Exercise task: Will you give the material below again, every line exactly as it is?

Data extract:
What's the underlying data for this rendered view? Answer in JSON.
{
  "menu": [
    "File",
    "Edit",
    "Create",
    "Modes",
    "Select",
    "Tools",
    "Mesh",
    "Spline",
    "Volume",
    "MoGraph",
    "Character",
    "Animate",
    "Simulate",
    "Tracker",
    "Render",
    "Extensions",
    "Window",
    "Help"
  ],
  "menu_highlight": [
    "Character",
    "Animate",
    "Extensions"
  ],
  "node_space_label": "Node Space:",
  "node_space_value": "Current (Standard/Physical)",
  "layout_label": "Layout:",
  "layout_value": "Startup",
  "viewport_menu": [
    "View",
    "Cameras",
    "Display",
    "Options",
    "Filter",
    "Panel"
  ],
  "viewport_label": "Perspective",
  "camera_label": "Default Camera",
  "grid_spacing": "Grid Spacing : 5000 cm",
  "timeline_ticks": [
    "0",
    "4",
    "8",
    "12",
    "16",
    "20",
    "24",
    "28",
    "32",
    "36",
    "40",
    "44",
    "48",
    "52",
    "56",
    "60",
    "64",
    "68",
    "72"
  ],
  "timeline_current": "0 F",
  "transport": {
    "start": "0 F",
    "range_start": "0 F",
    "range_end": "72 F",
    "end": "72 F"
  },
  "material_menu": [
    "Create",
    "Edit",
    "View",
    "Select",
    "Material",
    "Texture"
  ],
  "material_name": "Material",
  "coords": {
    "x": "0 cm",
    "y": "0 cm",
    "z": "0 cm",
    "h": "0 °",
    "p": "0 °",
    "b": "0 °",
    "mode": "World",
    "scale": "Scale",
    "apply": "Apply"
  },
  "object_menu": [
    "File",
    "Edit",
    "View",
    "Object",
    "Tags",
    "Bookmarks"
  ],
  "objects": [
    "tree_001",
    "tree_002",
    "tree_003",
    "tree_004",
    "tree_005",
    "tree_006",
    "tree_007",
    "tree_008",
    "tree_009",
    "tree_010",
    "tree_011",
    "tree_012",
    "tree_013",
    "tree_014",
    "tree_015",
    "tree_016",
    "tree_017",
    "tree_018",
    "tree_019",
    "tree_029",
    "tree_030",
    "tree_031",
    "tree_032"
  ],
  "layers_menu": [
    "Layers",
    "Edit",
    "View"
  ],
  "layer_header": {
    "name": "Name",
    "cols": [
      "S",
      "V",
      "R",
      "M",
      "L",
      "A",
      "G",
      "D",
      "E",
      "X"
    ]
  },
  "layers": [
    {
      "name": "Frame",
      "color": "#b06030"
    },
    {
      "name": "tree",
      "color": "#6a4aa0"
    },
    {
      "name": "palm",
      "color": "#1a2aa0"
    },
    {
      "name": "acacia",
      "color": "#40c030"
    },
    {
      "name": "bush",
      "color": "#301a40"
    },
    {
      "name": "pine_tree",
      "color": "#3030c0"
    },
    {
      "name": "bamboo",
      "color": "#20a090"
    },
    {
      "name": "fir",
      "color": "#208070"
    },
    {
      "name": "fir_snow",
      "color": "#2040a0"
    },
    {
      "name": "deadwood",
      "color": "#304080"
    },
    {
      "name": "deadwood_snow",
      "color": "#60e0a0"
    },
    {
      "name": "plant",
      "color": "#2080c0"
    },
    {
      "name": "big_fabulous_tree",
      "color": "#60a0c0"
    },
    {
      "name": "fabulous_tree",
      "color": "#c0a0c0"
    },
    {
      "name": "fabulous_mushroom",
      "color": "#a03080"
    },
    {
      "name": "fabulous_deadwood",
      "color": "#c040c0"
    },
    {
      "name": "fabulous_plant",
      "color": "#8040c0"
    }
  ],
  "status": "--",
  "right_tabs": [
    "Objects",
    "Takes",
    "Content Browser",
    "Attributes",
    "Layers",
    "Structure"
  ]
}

Complete answer:
What's the underlying data for this rendered view? Answer in JSON.
{
  "menu": [
    "File",
    "Edit",
    "Create",
    "Modes",
    "Select",
    "Tools",
    "Mesh",
    "Spline",
    "Volume",
    "MoGraph",
    "Character",
    "Animate",
    "Simulate",
    "Tracker",
    "Render",
    "Extensions",
    "Window",
    "Help"
  ],
  "menu_highlight": [
    "Character",
    "Animate",
    "Extensions"
  ],
  "node_space_label": "Node Space:",
  "node_space_value": "Current (Standard/Physical)",
  "layout_label": "Layout:",
  "layout_value": "Startup",
  "viewport_menu": [
    "View",
    "Cameras",
    "Display",
    "Options",
    "Filter",
    "Panel"
  ],
  "viewport_label": "Perspective",
  "camera_label": "Default Camera",
  "grid_spacing": "Grid Spacing : 5000 cm",
  "timeline_ticks": [
    "0",
    "4",
    "8",
    "12",
    "16",
    "20",
    "24",
    "28",
    "32",
    "36",
    "40",
    "44",
    "48",
    "52",
    "56",
    "60",
    "64",
    "68",
    "72"
  ],
  "timeline_current": "0 F",
  "transport": {
    "start": "0 F",
    "range_start": "0 F",
    "range_end": "72 F",
    "end": "72 F"
  },
  "material_menu": [
    "Create",
    "Edit",
    "View",
    "Select",
    "Material",
    "Texture"
  ],
  "material_name": "Material",
  "coords": {
    "x": "0 cm",
    "y": "0 cm",
    "z": "0 cm",
    "h": "0 °",
    "p": "0 °",
    "b": "0 °",
    "mode": "World",
    "scale": "Scale",
    "apply": "Apply"
  },
  "object_menu": [
    "File",
    "Edit",
    "View",
    "Object",
    "Tags",
    "Bookmarks"
  ],
  "objects": [
    "tree_001",
    "tree_002",
    "tree_003",
    "tree_004",
    "tree_005",
    "tree_006",
    "tree_007",
    "tree_008",
    "tree_009",
    "tree_010",
    "tree_011",
    "tree_012",
    "tree_013",
    "tree_014",
    "tree_015",
    "tree_016",
    "tree_017",
    "tree_018",
    "tree_019",
    "tree_029",
    "tree_030",
    "tree_031",
    "tree_032"
  ],
  "layers_menu": [
    "Layers",
    "Edit",
    "View"
  ],
  "layer_header": {
    "name": "Name",
    "cols": [
      "S",
      "V",
      "R",
      "M",
      "L",
      "A",
      "G",
      "D",
      "E",
      "X"
    ]
  },
  "layers": [
    {
      "name": "Frame",
      "color": "#b06030"
    },
    {
      "name": "tree",
      "color": "#6a4aa0"
    },
    {
      "name": "palm",
      "color": "#1a2aa0"
    },
    {
      "name": "acacia",
      "color": "#40c030"
    },
    {
      "name": "bush",
      "color": "#301a40"
    },
    {
      "name": "pine_tree",
      "color": "#3030c0"
    },
    {
      "name": "bamboo",
      "color": "#20a090"
    },
    {
      "name": "fir",
      "color": "#208070"
    },
    {
      "name": "fir_snow",
      "color": "#2040a0"
    },
    {
      "name": "deadwood",
      "color": "#304080"
    },
    {
      "name": "deadwood_snow",
      "color": "#60e0a0"
    },
    {
      "name": "plant",
      "color": "#2080c0"
    },
    {
      "name": "big_fabulous_tree",
      "color": "#60a0c0"
    },
    {
      "name": "fabulous_tree",
      "color": "#c0a0c0"
    },
    {
      "name": "fabulous_mushroom",
      "color": "#a03080"
    },
    {
      "name": "fabulous_deadwood",
      "color": "#c040c0"
    },
    {
      "name": "fabulous_plant",
      "color": "#8040c0"
    }
  ],
  "status": "--",
  "right_tabs": [
    "Objects",
    "Takes",
    "Content Browser",
    "Attributes",
    "Layers",
    "Structure"
  ]
}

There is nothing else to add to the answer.